Saved data entries =>
>> BEGIN

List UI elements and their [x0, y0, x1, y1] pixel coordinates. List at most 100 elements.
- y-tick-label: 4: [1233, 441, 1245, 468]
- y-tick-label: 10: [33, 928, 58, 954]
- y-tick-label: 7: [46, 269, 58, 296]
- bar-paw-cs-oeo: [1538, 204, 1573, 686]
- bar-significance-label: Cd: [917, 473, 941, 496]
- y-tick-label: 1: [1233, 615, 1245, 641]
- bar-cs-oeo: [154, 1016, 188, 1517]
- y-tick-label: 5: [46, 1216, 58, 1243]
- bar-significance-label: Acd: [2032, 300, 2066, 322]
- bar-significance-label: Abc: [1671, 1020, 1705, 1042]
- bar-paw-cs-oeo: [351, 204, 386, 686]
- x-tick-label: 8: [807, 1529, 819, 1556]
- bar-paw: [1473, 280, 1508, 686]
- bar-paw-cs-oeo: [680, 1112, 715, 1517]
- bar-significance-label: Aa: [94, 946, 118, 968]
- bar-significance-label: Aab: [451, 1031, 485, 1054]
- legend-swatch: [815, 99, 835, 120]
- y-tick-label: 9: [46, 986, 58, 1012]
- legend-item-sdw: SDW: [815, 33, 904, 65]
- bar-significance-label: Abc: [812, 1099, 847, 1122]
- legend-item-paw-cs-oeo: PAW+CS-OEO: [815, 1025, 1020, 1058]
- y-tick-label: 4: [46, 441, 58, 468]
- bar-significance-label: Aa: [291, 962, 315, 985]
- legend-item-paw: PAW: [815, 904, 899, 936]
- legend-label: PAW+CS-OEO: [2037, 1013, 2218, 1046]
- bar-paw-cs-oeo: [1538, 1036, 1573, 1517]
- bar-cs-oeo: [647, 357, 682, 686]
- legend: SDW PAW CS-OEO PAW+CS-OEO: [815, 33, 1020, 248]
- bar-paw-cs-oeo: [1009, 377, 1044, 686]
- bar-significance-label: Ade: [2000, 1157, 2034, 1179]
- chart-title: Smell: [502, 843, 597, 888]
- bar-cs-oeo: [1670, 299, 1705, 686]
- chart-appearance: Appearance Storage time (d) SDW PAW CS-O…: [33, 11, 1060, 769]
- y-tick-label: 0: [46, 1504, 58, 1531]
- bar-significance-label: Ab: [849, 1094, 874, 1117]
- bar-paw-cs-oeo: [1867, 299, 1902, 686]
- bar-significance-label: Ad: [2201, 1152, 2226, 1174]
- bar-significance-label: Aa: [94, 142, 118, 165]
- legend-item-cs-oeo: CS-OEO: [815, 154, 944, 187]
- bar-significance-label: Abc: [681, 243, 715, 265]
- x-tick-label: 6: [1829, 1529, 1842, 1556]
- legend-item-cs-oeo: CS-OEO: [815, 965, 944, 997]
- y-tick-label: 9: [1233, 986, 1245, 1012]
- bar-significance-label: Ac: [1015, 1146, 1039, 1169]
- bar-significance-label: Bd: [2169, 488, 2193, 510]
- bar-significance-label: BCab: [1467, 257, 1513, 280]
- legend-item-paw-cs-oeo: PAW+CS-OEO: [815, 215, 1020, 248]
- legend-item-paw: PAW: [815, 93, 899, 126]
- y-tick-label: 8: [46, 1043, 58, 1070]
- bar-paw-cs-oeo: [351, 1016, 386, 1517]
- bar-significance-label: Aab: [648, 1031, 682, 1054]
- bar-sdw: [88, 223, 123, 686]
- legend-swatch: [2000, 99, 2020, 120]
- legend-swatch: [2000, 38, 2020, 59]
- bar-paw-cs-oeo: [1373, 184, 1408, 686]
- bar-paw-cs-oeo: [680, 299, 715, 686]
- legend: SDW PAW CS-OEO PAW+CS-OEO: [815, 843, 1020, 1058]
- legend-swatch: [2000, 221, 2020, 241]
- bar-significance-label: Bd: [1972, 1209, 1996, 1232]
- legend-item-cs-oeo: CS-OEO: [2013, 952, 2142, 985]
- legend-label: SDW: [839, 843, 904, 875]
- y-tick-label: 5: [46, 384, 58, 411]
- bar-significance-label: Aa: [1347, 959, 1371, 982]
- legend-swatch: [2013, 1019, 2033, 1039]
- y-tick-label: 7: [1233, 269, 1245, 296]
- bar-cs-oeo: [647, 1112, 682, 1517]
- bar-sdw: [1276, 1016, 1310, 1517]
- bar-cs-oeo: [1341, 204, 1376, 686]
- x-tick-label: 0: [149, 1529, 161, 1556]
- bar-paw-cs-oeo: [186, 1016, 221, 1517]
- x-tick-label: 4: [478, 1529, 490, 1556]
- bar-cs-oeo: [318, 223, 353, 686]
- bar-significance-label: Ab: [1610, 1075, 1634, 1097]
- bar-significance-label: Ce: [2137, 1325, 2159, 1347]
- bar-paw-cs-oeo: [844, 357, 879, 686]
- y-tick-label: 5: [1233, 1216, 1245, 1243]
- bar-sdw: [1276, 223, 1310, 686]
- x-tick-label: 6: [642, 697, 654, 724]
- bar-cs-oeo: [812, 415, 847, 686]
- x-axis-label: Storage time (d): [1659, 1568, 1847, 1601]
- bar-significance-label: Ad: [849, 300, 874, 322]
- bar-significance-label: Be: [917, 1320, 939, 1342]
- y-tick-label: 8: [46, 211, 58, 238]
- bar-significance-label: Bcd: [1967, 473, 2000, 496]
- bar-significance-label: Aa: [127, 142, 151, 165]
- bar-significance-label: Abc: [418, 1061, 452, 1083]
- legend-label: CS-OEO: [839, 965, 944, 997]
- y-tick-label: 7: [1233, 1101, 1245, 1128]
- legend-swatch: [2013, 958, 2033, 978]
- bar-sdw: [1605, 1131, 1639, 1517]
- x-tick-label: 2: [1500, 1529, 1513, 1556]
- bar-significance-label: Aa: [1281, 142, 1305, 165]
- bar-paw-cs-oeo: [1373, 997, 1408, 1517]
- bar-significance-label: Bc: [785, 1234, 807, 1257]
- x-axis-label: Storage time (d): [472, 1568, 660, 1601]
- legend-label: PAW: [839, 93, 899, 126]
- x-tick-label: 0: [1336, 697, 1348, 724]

>> END

Copy out, character for character, everything from the first of the lines above down to the line containing "- bar-significance-label: Abc: [812, 1099, 847, 1122]", including both ends.

EXPECTED ANSWER =>
List UI elements and their [x0, y0, x1, y1] pixel coordinates. List at most 100 elements.
- y-tick-label: 4: [1233, 441, 1245, 468]
- y-tick-label: 10: [33, 928, 58, 954]
- y-tick-label: 7: [46, 269, 58, 296]
- bar-paw-cs-oeo: [1538, 204, 1573, 686]
- bar-significance-label: Cd: [917, 473, 941, 496]
- y-tick-label: 1: [1233, 615, 1245, 641]
- bar-cs-oeo: [154, 1016, 188, 1517]
- y-tick-label: 5: [46, 1216, 58, 1243]
- bar-significance-label: Acd: [2032, 300, 2066, 322]
- bar-significance-label: Abc: [1671, 1020, 1705, 1042]
- bar-paw-cs-oeo: [351, 204, 386, 686]
- x-tick-label: 8: [807, 1529, 819, 1556]
- bar-paw: [1473, 280, 1508, 686]
- bar-paw-cs-oeo: [680, 1112, 715, 1517]
- bar-significance-label: Aa: [94, 946, 118, 968]
- bar-significance-label: Aab: [451, 1031, 485, 1054]
- legend-swatch: [815, 99, 835, 120]
- y-tick-label: 9: [46, 986, 58, 1012]
- legend-item-sdw: SDW: [815, 33, 904, 65]
- bar-significance-label: Abc: [812, 1099, 847, 1122]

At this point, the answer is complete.